Collected data:
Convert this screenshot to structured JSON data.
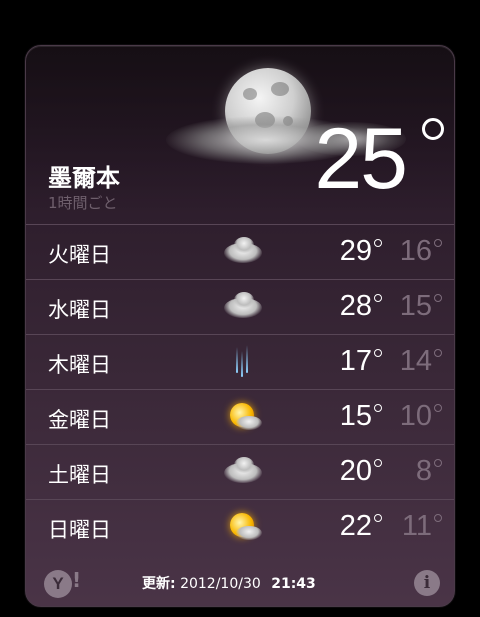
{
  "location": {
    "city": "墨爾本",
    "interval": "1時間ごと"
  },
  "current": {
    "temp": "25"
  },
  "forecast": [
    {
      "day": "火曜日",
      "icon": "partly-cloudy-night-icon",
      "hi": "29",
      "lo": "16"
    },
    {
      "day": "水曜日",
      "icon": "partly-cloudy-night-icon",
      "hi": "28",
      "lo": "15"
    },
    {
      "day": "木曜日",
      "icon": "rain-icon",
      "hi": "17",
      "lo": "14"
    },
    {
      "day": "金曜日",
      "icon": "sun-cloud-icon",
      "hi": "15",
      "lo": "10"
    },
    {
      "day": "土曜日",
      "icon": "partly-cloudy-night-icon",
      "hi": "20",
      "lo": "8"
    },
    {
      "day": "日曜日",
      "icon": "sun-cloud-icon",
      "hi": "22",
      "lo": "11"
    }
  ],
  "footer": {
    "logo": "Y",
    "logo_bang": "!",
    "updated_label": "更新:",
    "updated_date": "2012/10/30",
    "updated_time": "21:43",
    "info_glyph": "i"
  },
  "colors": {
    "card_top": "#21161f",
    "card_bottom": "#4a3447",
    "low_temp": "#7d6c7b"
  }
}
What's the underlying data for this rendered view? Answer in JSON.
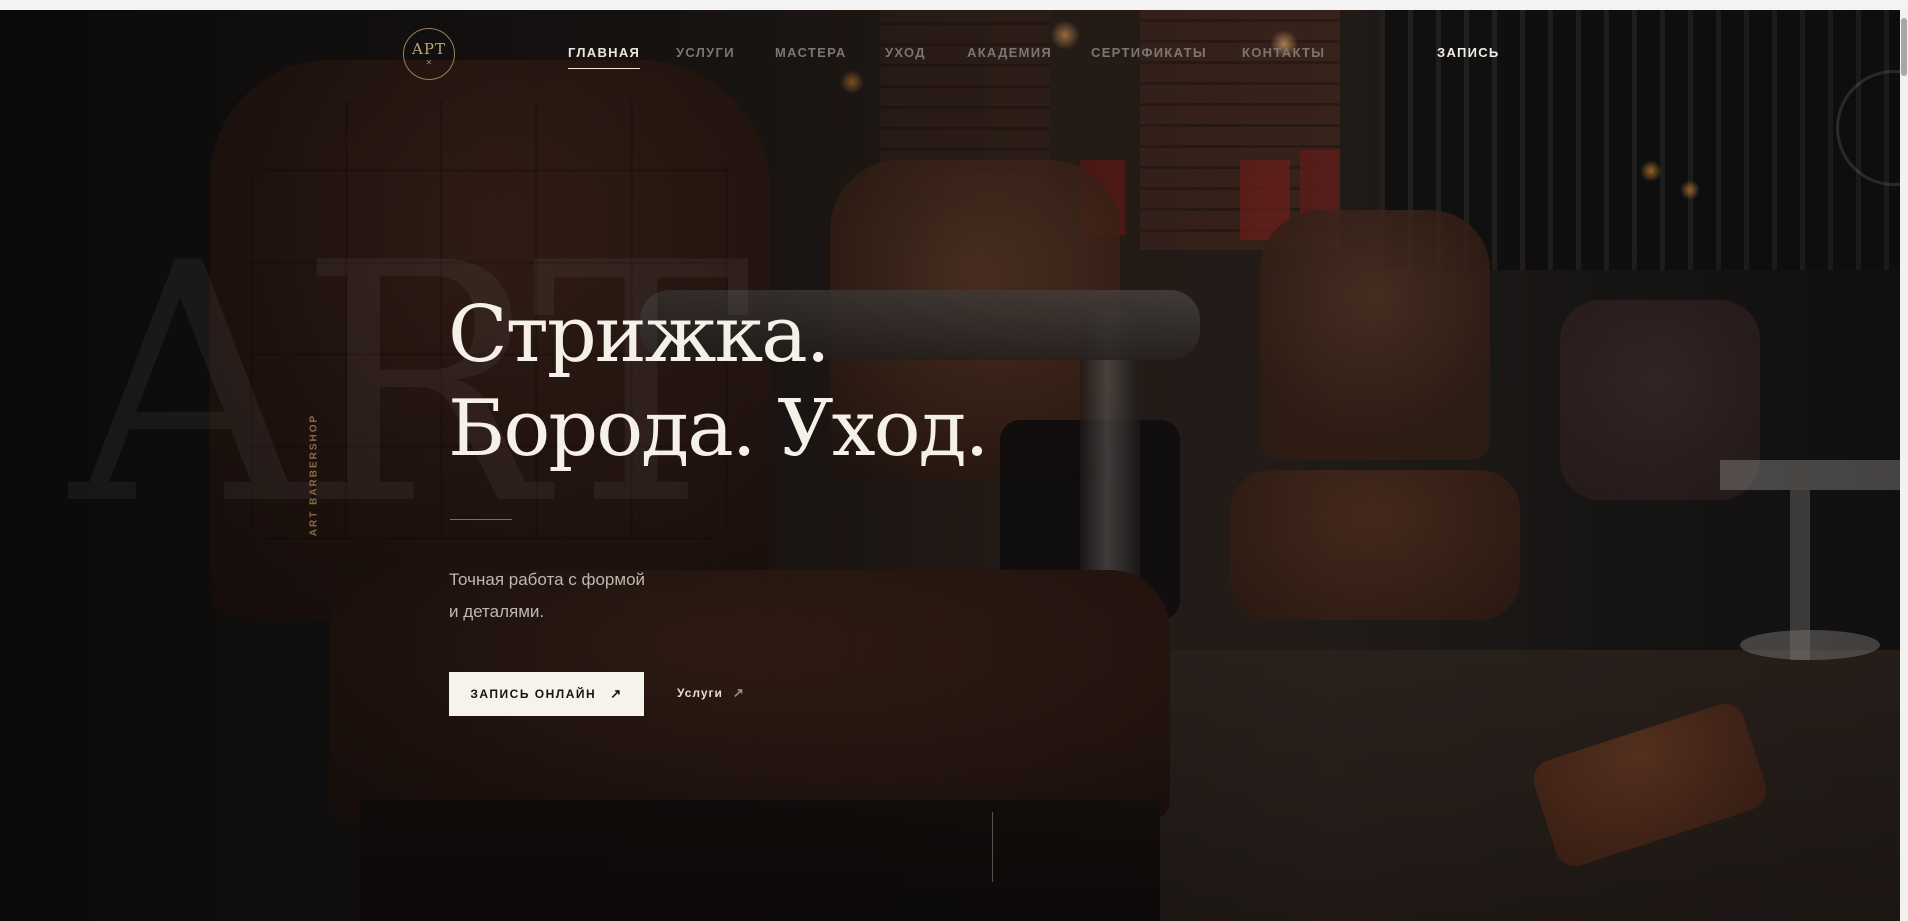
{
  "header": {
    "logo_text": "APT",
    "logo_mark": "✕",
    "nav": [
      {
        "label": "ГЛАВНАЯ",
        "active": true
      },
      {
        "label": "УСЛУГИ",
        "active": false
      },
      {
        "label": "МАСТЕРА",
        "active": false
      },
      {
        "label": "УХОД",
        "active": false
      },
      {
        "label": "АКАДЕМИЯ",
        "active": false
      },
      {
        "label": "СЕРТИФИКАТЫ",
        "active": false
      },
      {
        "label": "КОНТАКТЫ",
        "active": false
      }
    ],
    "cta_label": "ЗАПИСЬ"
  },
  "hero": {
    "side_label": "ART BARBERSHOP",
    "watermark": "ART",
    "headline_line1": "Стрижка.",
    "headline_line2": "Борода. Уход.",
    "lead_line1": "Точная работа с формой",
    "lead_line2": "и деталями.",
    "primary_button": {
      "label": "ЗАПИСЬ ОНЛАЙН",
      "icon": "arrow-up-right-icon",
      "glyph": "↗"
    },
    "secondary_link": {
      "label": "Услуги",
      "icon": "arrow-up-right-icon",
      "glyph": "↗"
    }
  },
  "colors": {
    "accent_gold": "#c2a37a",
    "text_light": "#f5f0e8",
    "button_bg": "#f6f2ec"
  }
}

=== Task description ===
Reproduce the data verbatim. Do not carry any picture into the copy.

=== Output ===
Convert this screenshot to structured JSON data.
{
  "location": {
    "city": "墨爾本",
    "interval": "1時間ごと"
  },
  "current": {
    "temp": "25"
  },
  "forecast": [
    {
      "day": "火曜日",
      "icon": "partly-cloudy-night-icon",
      "hi": "29",
      "lo": "16"
    },
    {
      "day": "水曜日",
      "icon": "partly-cloudy-night-icon",
      "hi": "28",
      "lo": "15"
    },
    {
      "day": "木曜日",
      "icon": "rain-icon",
      "hi": "17",
      "lo": "14"
    },
    {
      "day": "金曜日",
      "icon": "sun-cloud-icon",
      "hi": "15",
      "lo": "10"
    },
    {
      "day": "土曜日",
      "icon": "partly-cloudy-night-icon",
      "hi": "20",
      "lo": "8"
    },
    {
      "day": "日曜日",
      "icon": "sun-cloud-icon",
      "hi": "22",
      "lo": "11"
    }
  ],
  "footer": {
    "logo": "Y",
    "logo_bang": "!",
    "updated_label": "更新:",
    "updated_date": "2012/10/30",
    "updated_time": "21:43",
    "info_glyph": "i"
  },
  "colors": {
    "card_top": "#21161f",
    "card_bottom": "#4a3447",
    "low_temp": "#7d6c7b"
  }
}
What's the underlying data for this rendered view? Answer in JSON.
{
  "header": {
    "logo_text": "APT",
    "logo_mark": "✕",
    "nav": [
      {
        "label": "ГЛАВНАЯ",
        "active": true
      },
      {
        "label": "УСЛУГИ",
        "active": false
      },
      {
        "label": "МАСТЕРА",
        "active": false
      },
      {
        "label": "УХОД",
        "active": false
      },
      {
        "label": "АКАДЕМИЯ",
        "active": false
      },
      {
        "label": "СЕРТИФИКАТЫ",
        "active": false
      },
      {
        "label": "КОНТАКТЫ",
        "active": false
      }
    ],
    "cta_label": "ЗАПИСЬ"
  },
  "hero": {
    "side_label": "ART BARBERSHOP",
    "watermark": "ART",
    "headline_line1": "Стрижка.",
    "headline_line2": "Борода. Уход.",
    "lead_line1": "Точная работа с формой",
    "lead_line2": "и деталями.",
    "primary_button": {
      "label": "ЗАПИСЬ ОНЛАЙН",
      "icon": "arrow-up-right-icon",
      "glyph": "↗"
    },
    "secondary_link": {
      "label": "Услуги",
      "icon": "arrow-up-right-icon",
      "glyph": "↗"
    }
  },
  "colors": {
    "accent_gold": "#c2a37a",
    "text_light": "#f5f0e8",
    "button_bg": "#f6f2ec"
  }
}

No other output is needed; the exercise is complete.